begin MATERIAL SHOWN

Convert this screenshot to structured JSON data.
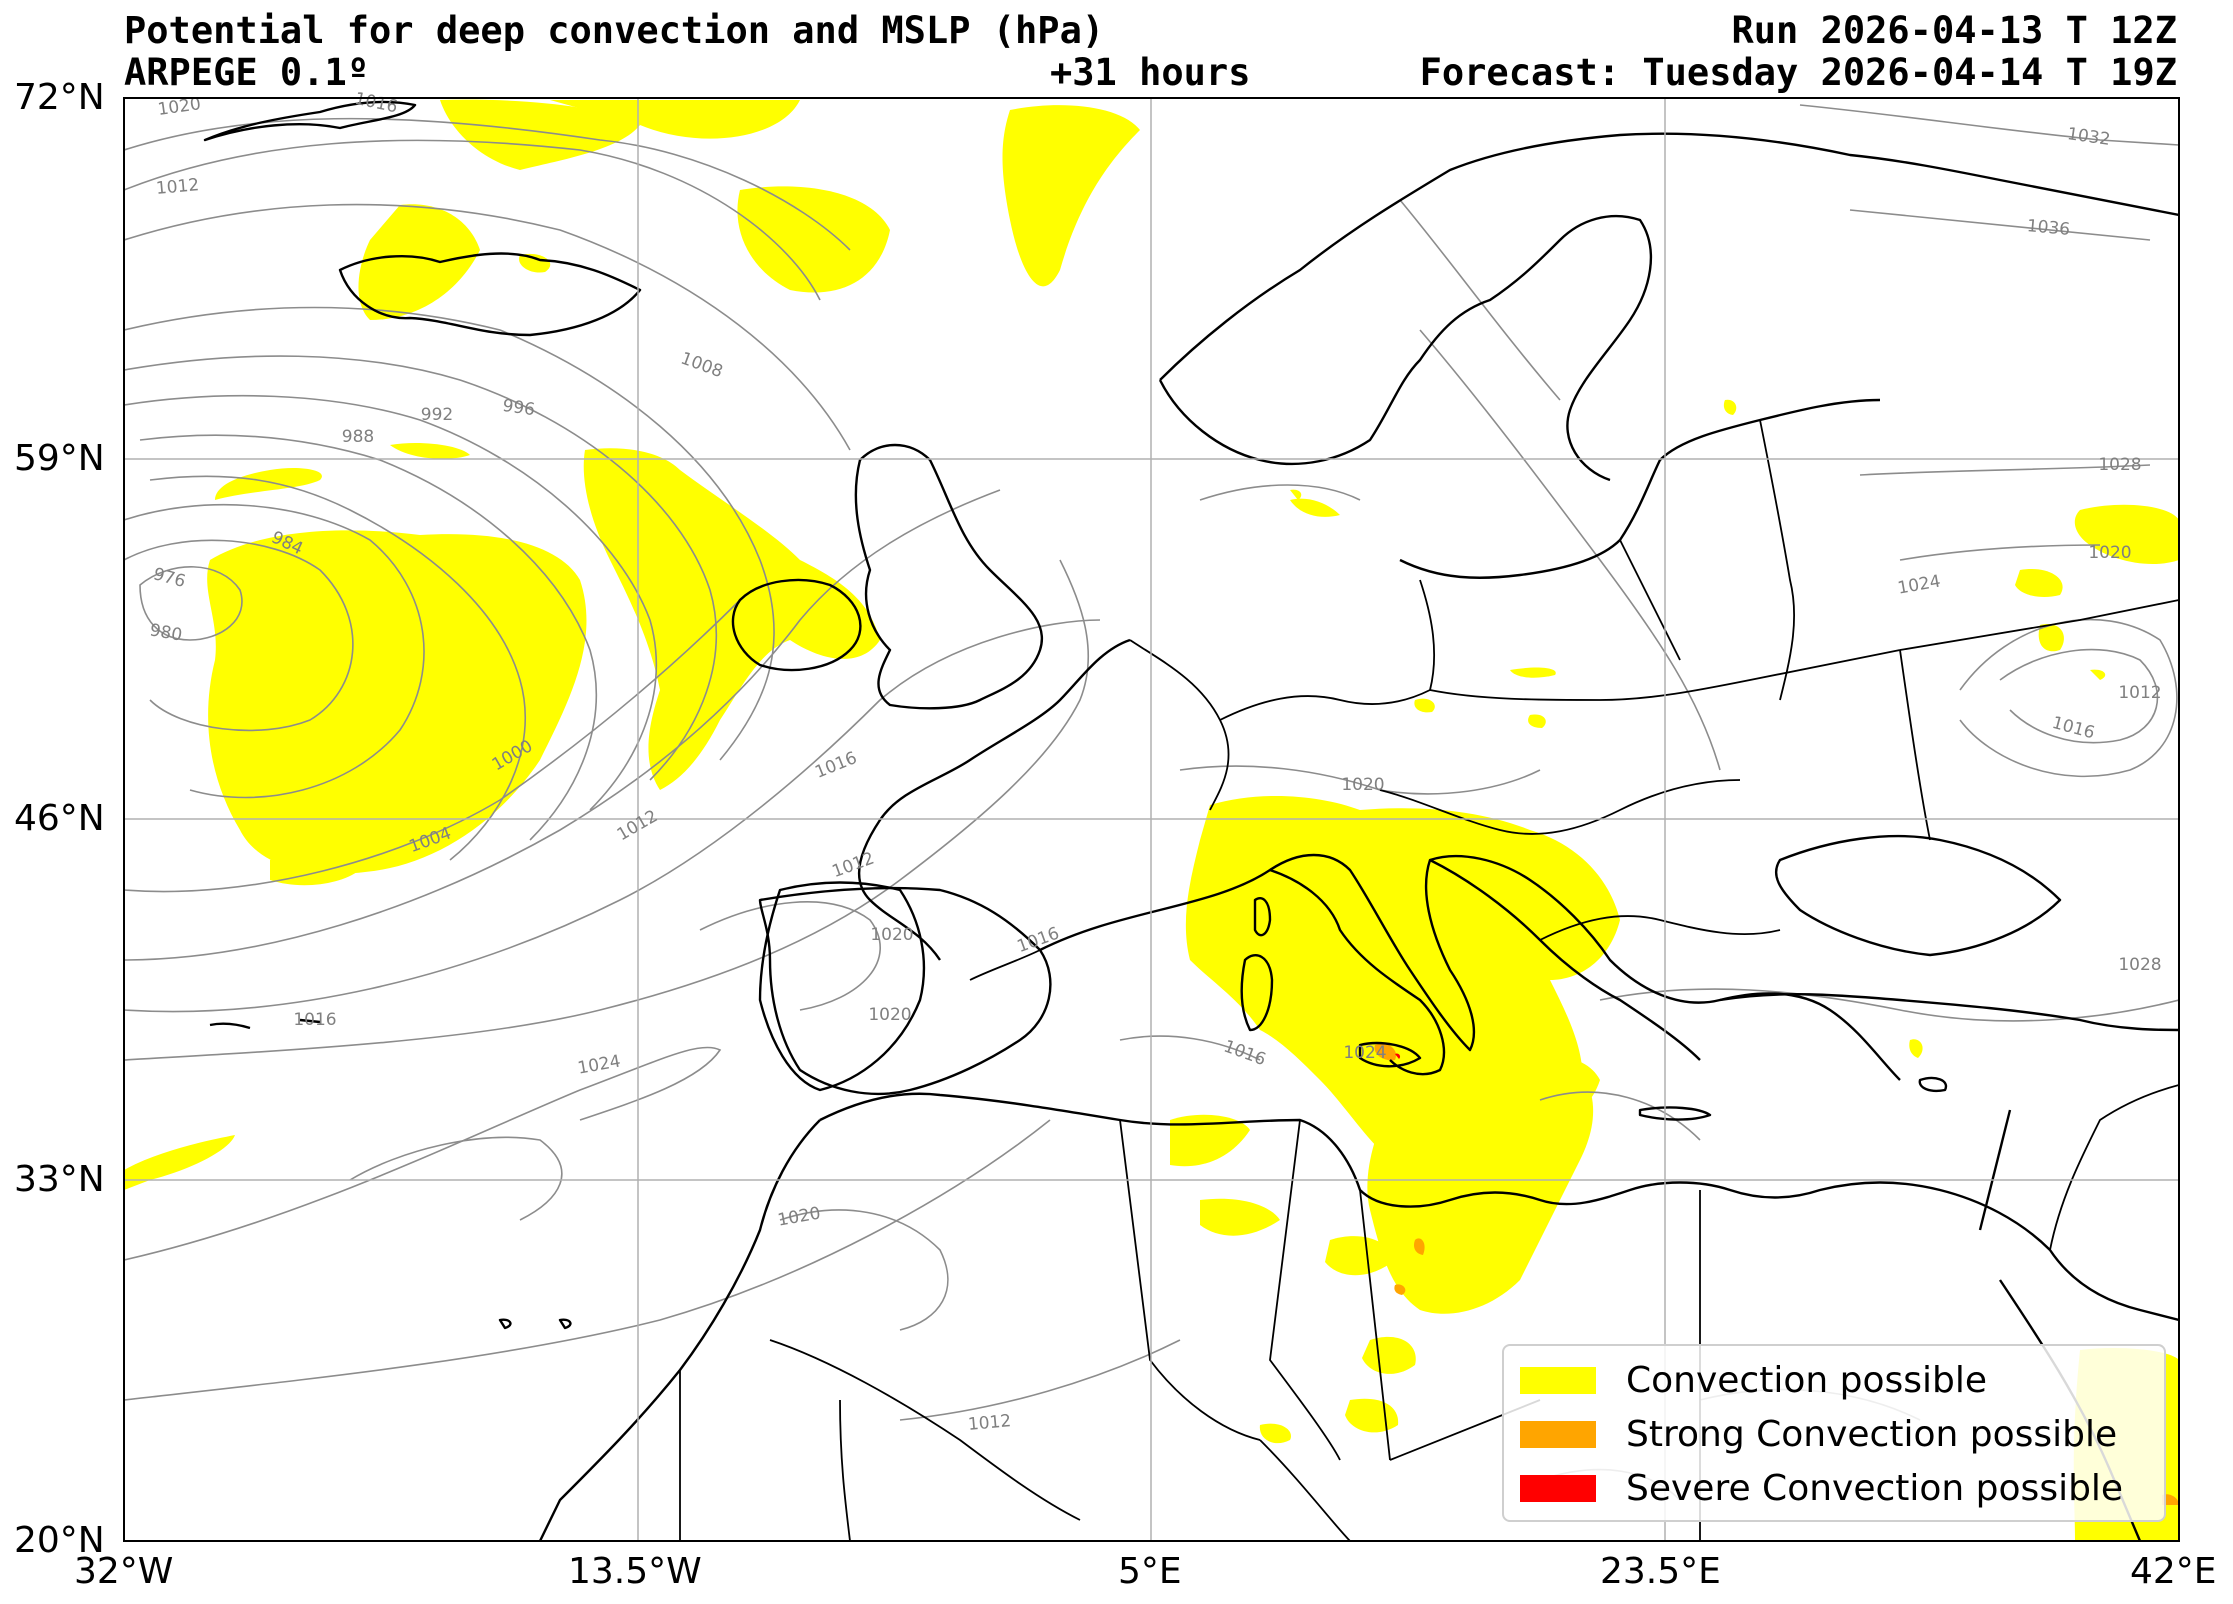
{
  "header": {
    "title": "Potential for deep convection and MSLP (hPa)",
    "model": "ARPEGE 0.1º",
    "lead_time": "+31 hours",
    "run": "Run 2026-04-13 T 12Z",
    "forecast": "Forecast: Tuesday 2026-04-14 T 19Z"
  },
  "axes": {
    "lat_labels": [
      "72°N",
      "59°N",
      "46°N",
      "33°N",
      "20°N"
    ],
    "lon_labels": [
      "32°W",
      "13.5°W",
      "5°E",
      "23.5°E",
      "42°E"
    ],
    "lat_range": [
      20,
      72
    ],
    "lon_range": [
      -32,
      42
    ],
    "gridlines": true
  },
  "isobar_labels": [
    "1020",
    "1016",
    "1012",
    "1012",
    "1008",
    "996",
    "992",
    "988",
    "984",
    "976",
    "980",
    "1000",
    "1004",
    "1012",
    "1016",
    "1020",
    "1016",
    "1020",
    "1024",
    "1016",
    "1020",
    "1016",
    "1012",
    "1020",
    "1024",
    "1032",
    "1036",
    "1028",
    "1024",
    "1020",
    "1012",
    "1016",
    "1028"
  ],
  "legend": {
    "placement": "lower-right",
    "items": [
      {
        "label": "Convection possible",
        "color": "#ffff00"
      },
      {
        "label": "Strong Convection possible",
        "color": "#ffa500"
      },
      {
        "label": "Severe Convection possible",
        "color": "#ff0000"
      }
    ]
  },
  "colors": {
    "convection": "#ffff00",
    "strong": "#ffa500",
    "severe": "#ff0000",
    "isobar": "#8c8c8c",
    "coast": "#000000",
    "grid": "#b0b0b0"
  }
}
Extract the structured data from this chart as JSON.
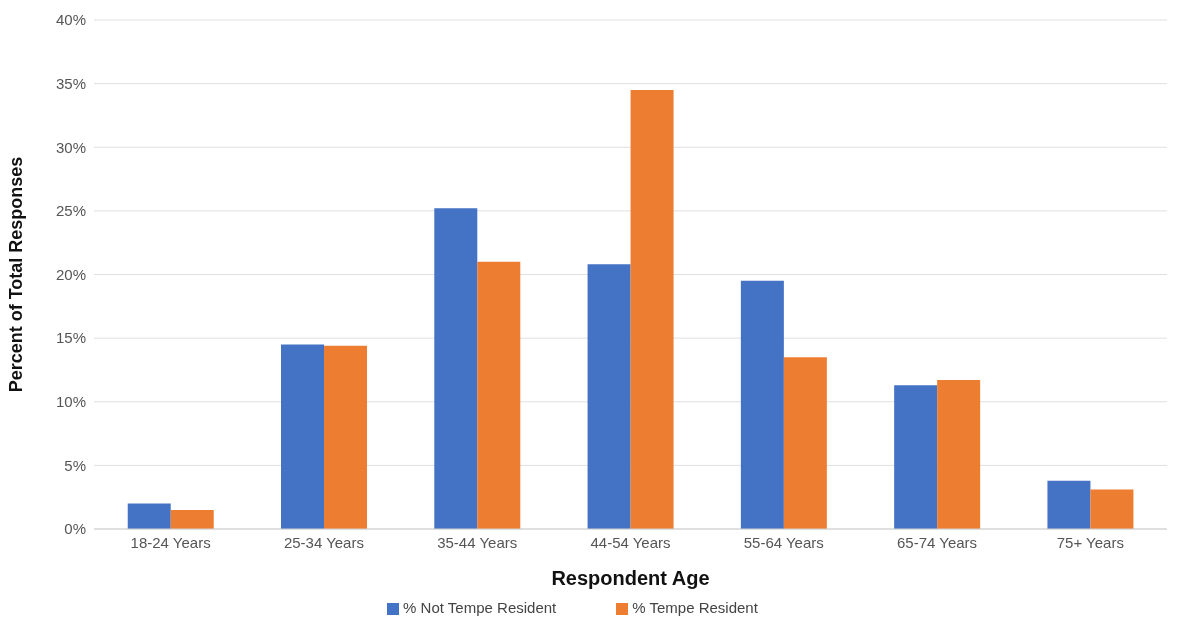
{
  "chart_data": {
    "type": "bar",
    "xlabel": "Respondent Age",
    "ylabel": "Percent of Total Responses",
    "categories": [
      "18-24 Years",
      "25-34 Years",
      "35-44 Years",
      "44-54 Years",
      "55-64 Years",
      "65-74 Years",
      "75+ Years"
    ],
    "series": [
      {
        "name": "% Not Tempe Resident",
        "color": "#4472c4",
        "values": [
          2.0,
          14.5,
          25.2,
          20.8,
          19.5,
          11.3,
          3.8
        ]
      },
      {
        "name": "% Tempe Resident",
        "color": "#ed7d31",
        "values": [
          1.5,
          14.4,
          21.0,
          34.5,
          13.5,
          11.7,
          3.1
        ]
      }
    ],
    "ylim": [
      0,
      40
    ],
    "yticks": [
      {
        "value": 0,
        "label": "0%"
      },
      {
        "value": 5,
        "label": "5%"
      },
      {
        "value": 10,
        "label": "10%"
      },
      {
        "value": 15,
        "label": "15%"
      },
      {
        "value": 20,
        "label": "20%"
      },
      {
        "value": 25,
        "label": "25%"
      },
      {
        "value": 30,
        "label": "30%"
      },
      {
        "value": 35,
        "label": "35%"
      },
      {
        "value": 40,
        "label": "40%"
      }
    ],
    "grid": "y",
    "legend": "bottom"
  }
}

end MATERIAL SHOWN

**SET PROBLEM:** Look through the records and gather each line with the word "Resident".

**SOLUTION BELOW:**
        "name": "% Not Tempe Resident",
        "name": "% Tempe Resident",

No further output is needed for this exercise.